Instructions to follow — Only a number is expected: how many lines in the data below contain the word "espace".

Saved data entries:
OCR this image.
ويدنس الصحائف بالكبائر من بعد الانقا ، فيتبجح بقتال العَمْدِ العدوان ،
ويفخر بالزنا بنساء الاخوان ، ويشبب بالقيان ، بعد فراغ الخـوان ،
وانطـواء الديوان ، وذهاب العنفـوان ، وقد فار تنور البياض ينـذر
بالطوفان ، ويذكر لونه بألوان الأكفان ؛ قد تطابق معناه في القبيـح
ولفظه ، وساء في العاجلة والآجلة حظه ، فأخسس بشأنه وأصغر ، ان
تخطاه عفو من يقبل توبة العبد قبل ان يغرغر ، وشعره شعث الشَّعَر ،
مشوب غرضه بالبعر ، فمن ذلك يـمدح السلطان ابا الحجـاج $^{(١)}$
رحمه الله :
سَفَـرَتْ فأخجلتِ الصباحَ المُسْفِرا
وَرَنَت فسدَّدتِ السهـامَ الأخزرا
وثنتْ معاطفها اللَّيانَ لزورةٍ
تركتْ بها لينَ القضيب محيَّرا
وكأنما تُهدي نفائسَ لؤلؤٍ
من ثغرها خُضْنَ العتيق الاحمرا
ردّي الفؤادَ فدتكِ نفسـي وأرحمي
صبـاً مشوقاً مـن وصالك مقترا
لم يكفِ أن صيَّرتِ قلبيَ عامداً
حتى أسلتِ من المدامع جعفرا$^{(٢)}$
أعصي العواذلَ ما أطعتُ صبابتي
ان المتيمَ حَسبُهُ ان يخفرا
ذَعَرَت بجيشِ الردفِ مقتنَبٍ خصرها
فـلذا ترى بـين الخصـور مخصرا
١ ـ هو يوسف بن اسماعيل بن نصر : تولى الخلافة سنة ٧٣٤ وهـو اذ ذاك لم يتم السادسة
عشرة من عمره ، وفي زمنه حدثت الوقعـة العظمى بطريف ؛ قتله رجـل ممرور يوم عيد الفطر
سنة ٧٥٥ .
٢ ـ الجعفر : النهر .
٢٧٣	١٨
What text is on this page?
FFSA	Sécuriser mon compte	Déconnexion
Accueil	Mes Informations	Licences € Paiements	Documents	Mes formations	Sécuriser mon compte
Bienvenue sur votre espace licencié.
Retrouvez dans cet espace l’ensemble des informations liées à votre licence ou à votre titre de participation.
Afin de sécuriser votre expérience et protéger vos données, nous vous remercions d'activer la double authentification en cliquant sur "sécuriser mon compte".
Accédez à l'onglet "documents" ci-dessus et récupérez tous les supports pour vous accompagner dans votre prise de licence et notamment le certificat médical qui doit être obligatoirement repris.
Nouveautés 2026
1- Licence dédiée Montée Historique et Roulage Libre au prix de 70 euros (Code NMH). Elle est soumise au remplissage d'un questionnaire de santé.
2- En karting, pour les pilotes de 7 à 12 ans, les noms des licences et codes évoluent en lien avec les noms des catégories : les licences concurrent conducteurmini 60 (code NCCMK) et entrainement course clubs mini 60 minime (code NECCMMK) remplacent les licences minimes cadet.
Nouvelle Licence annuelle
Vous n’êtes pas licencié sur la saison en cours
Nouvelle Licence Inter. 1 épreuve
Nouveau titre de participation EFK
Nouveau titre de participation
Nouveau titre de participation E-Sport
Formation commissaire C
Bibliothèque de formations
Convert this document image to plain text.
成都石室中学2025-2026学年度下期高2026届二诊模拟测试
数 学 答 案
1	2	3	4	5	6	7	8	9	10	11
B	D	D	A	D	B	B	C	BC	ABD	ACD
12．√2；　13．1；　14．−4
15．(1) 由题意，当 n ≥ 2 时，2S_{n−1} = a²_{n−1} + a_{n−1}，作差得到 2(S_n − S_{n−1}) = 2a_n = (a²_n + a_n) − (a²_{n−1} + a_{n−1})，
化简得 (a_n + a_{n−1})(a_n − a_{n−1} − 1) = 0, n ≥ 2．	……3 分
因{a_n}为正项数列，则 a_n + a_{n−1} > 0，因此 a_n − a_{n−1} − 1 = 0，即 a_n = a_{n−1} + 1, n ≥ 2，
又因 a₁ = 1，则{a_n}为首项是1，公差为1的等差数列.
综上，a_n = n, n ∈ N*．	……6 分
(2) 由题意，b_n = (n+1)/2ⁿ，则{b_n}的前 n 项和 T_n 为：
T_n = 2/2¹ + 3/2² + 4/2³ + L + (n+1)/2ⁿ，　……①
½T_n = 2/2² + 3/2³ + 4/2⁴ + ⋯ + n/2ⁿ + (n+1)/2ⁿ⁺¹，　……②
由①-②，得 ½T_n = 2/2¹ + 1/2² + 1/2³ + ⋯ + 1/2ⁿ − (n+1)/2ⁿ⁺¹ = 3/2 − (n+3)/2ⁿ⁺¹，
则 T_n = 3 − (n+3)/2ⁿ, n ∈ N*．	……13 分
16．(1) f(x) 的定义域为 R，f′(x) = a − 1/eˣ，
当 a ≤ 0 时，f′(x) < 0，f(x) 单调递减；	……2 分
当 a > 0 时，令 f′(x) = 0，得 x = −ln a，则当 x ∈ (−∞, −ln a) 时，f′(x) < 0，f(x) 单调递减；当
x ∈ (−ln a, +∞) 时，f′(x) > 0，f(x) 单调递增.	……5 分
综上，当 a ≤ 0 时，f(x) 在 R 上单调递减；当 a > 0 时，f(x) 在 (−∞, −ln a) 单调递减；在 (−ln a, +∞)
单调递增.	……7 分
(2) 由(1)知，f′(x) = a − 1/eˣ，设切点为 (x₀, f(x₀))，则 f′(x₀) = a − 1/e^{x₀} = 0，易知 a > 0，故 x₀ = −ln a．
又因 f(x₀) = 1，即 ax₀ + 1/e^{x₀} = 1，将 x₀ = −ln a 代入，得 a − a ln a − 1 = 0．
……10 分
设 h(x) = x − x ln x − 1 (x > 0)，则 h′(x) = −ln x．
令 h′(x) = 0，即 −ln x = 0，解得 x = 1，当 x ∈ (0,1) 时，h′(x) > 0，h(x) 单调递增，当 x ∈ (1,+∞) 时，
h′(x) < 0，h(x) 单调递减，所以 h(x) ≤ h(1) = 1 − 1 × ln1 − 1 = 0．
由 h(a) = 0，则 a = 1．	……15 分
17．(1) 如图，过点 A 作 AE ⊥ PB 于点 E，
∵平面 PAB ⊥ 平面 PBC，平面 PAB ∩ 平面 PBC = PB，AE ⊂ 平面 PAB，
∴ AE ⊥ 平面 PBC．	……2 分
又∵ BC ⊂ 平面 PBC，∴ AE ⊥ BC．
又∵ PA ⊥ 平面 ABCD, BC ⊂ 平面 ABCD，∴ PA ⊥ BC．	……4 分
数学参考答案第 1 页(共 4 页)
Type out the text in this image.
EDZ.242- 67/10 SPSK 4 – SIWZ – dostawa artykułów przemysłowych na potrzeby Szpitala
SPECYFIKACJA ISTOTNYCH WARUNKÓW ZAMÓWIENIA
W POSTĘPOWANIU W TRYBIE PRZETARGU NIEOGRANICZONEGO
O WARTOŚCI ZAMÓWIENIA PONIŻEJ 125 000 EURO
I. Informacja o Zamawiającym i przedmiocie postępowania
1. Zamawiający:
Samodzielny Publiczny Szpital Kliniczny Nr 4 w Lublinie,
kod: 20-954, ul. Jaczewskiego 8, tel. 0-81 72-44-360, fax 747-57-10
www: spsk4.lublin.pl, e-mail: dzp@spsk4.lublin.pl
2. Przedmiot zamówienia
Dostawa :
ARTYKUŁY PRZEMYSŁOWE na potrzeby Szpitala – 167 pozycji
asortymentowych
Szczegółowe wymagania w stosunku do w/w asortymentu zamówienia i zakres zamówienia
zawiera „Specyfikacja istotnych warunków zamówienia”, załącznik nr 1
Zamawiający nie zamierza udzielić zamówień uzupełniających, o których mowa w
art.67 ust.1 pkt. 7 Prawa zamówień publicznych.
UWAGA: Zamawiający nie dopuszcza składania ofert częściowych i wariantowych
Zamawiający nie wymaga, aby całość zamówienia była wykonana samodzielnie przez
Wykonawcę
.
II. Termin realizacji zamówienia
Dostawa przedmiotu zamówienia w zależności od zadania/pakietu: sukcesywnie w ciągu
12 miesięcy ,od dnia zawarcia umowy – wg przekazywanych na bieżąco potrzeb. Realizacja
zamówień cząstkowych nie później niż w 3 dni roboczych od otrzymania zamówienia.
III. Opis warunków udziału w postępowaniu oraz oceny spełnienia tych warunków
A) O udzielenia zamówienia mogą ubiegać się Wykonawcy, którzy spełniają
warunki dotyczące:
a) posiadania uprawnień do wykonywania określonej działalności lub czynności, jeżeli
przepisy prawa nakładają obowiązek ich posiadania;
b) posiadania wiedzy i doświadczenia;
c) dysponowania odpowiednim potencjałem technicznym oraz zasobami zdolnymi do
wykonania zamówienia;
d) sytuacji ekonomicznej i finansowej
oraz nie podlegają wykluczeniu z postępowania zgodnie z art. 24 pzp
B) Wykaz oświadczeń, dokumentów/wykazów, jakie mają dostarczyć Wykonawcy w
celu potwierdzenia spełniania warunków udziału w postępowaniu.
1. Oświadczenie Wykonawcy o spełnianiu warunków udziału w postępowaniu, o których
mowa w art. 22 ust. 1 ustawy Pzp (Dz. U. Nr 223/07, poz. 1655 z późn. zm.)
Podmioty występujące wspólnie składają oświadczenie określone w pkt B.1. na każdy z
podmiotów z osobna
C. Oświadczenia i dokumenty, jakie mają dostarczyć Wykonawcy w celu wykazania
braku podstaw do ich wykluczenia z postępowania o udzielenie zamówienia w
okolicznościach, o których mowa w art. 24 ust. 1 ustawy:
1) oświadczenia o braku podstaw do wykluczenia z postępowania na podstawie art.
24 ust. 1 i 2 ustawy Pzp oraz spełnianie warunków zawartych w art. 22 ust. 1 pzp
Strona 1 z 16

Expected answer — 2